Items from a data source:
------

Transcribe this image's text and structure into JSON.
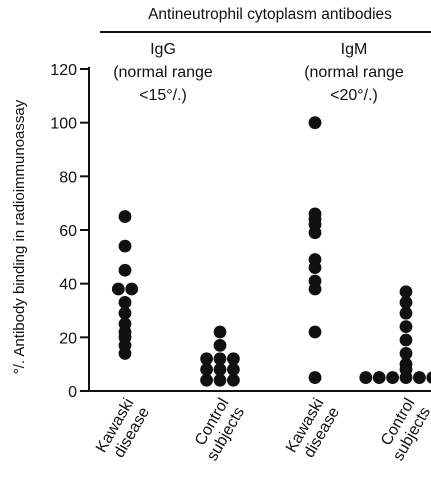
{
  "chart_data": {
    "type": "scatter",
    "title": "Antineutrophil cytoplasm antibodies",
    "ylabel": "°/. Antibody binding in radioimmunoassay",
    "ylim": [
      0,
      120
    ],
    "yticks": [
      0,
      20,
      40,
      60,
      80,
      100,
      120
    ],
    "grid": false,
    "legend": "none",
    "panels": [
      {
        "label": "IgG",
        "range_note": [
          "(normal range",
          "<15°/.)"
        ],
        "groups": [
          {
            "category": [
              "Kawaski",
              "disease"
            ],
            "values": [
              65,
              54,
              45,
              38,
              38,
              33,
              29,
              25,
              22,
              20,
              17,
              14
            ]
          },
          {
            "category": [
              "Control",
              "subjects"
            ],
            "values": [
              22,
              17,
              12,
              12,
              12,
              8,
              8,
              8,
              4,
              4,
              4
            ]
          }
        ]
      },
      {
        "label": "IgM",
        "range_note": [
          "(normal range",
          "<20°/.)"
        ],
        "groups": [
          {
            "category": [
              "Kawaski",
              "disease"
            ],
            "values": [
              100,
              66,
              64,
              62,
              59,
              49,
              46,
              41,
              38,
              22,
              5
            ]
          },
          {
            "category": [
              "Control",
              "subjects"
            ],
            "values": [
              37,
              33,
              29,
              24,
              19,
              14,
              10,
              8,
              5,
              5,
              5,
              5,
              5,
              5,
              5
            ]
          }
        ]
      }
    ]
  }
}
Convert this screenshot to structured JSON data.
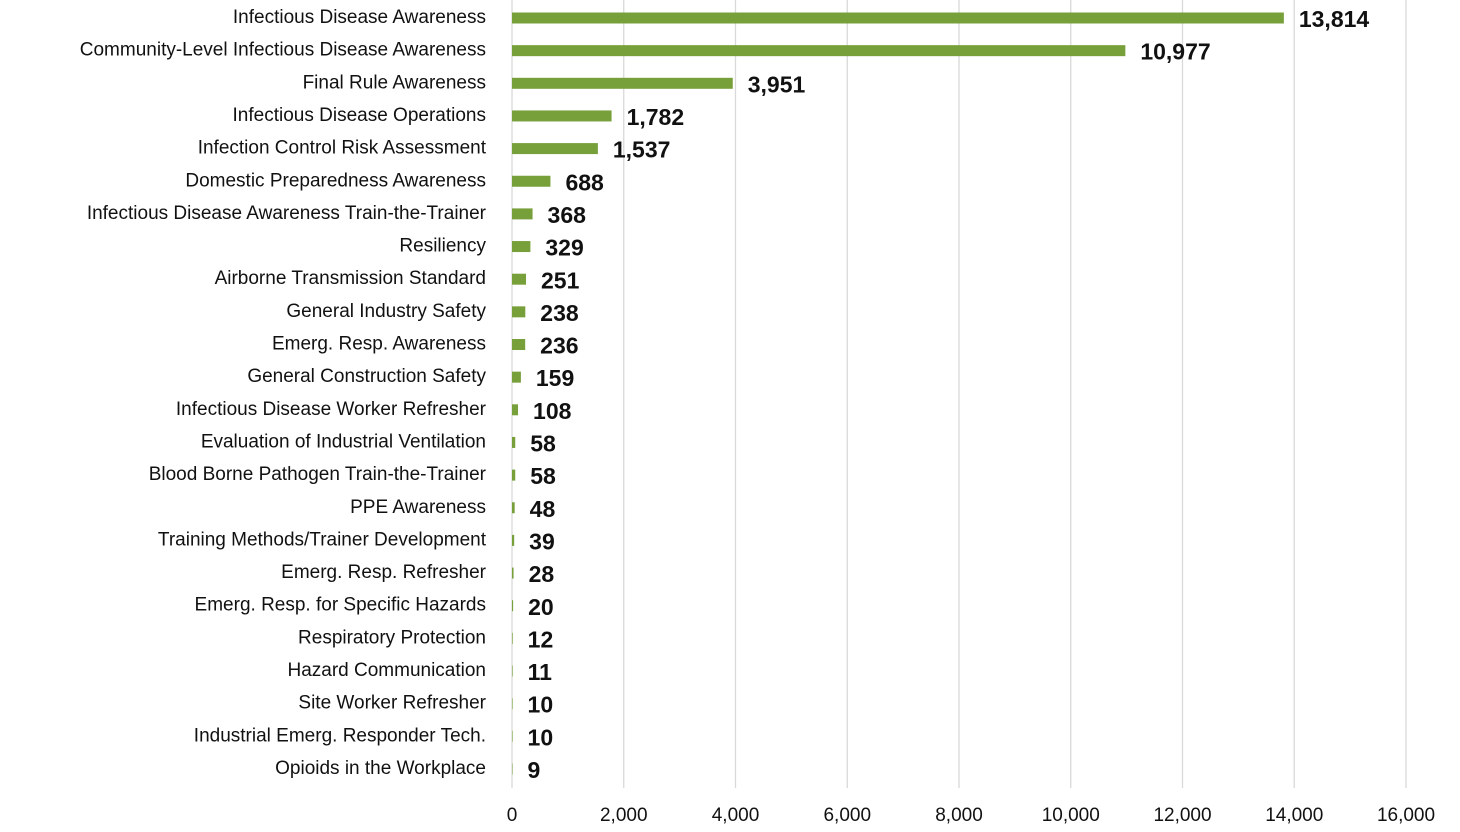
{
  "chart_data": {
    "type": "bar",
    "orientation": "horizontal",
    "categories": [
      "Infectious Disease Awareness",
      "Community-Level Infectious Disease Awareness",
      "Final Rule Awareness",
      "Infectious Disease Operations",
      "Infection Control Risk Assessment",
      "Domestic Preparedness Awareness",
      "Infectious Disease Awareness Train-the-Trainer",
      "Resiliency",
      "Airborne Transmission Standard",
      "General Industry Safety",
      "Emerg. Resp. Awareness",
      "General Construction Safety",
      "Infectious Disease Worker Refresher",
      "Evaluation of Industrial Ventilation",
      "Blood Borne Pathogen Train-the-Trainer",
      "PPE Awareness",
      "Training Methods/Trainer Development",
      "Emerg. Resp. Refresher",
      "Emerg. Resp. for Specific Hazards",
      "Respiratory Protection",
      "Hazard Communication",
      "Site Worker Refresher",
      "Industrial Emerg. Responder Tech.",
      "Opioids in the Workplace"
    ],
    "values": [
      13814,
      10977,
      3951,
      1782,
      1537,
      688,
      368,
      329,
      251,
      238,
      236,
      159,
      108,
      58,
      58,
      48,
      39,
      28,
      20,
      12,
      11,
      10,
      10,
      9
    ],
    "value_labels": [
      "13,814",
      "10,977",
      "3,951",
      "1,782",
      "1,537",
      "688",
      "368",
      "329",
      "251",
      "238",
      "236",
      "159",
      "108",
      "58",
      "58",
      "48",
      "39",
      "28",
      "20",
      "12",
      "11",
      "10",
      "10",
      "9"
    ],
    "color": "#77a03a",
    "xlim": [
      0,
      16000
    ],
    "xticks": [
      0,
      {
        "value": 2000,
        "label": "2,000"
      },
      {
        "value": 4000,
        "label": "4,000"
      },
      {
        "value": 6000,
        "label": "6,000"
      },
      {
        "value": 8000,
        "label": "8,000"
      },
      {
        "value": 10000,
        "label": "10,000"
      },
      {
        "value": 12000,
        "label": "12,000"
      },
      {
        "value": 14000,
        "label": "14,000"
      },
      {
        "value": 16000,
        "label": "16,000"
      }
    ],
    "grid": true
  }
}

------

[Problem description] Output the full set of records above without changing a word, and drop the images.

[Exercise result]
Transcribe this image's text and structure into JSON.
{
  "chart_data": {
    "type": "scatter",
    "title": "Antineutrophil cytoplasm antibodies",
    "ylabel": "°/. Antibody binding in radioimmunoassay",
    "ylim": [
      0,
      120
    ],
    "yticks": [
      0,
      20,
      40,
      60,
      80,
      100,
      120
    ],
    "grid": false,
    "legend": "none",
    "panels": [
      {
        "label": "IgG",
        "range_note": [
          "(normal range",
          "<15°/.)"
        ],
        "groups": [
          {
            "category": [
              "Kawaski",
              "disease"
            ],
            "values": [
              65,
              54,
              45,
              38,
              38,
              33,
              29,
              25,
              22,
              20,
              17,
              14
            ]
          },
          {
            "category": [
              "Control",
              "subjects"
            ],
            "values": [
              22,
              17,
              12,
              12,
              12,
              8,
              8,
              8,
              4,
              4,
              4
            ]
          }
        ]
      },
      {
        "label": "IgM",
        "range_note": [
          "(normal range",
          "<20°/.)"
        ],
        "groups": [
          {
            "category": [
              "Kawaski",
              "disease"
            ],
            "values": [
              100,
              66,
              64,
              62,
              59,
              49,
              46,
              41,
              38,
              22,
              5
            ]
          },
          {
            "category": [
              "Control",
              "subjects"
            ],
            "values": [
              37,
              33,
              29,
              24,
              19,
              14,
              10,
              8,
              5,
              5,
              5,
              5,
              5,
              5,
              5
            ]
          }
        ]
      }
    ]
  }
}
Convert this screenshot to structured JSON data.
{
  "chart_data": {
    "type": "bar",
    "orientation": "horizontal",
    "categories": [
      "Infectious Disease Awareness",
      "Community-Level Infectious Disease Awareness",
      "Final Rule Awareness",
      "Infectious Disease Operations",
      "Infection Control Risk Assessment",
      "Domestic Preparedness Awareness",
      "Infectious Disease Awareness Train-the-Trainer",
      "Resiliency",
      "Airborne Transmission Standard",
      "General Industry Safety",
      "Emerg. Resp. Awareness",
      "General Construction Safety",
      "Infectious Disease Worker Refresher",
      "Evaluation of Industrial Ventilation",
      "Blood Borne Pathogen Train-the-Trainer",
      "PPE Awareness",
      "Training Methods/Trainer Development",
      "Emerg. Resp. Refresher",
      "Emerg. Resp. for Specific Hazards",
      "Respiratory Protection",
      "Hazard Communication",
      "Site Worker Refresher",
      "Industrial Emerg. Responder Tech.",
      "Opioids in the Workplace"
    ],
    "values": [
      13814,
      10977,
      3951,
      1782,
      1537,
      688,
      368,
      329,
      251,
      238,
      236,
      159,
      108,
      58,
      58,
      48,
      39,
      28,
      20,
      12,
      11,
      10,
      10,
      9
    ],
    "value_labels": [
      "13,814",
      "10,977",
      "3,951",
      "1,782",
      "1,537",
      "688",
      "368",
      "329",
      "251",
      "238",
      "236",
      "159",
      "108",
      "58",
      "58",
      "48",
      "39",
      "28",
      "20",
      "12",
      "11",
      "10",
      "10",
      "9"
    ],
    "color": "#77a03a",
    "xlim": [
      0,
      16000
    ],
    "xticks": [
      0,
      {
        "value": 2000,
        "label": "2,000"
      },
      {
        "value": 4000,
        "label": "4,000"
      },
      {
        "value": 6000,
        "label": "6,000"
      },
      {
        "value": 8000,
        "label": "8,000"
      },
      {
        "value": 10000,
        "label": "10,000"
      },
      {
        "value": 12000,
        "label": "12,000"
      },
      {
        "value": 14000,
        "label": "14,000"
      },
      {
        "value": 16000,
        "label": "16,000"
      }
    ],
    "grid": true
  }
}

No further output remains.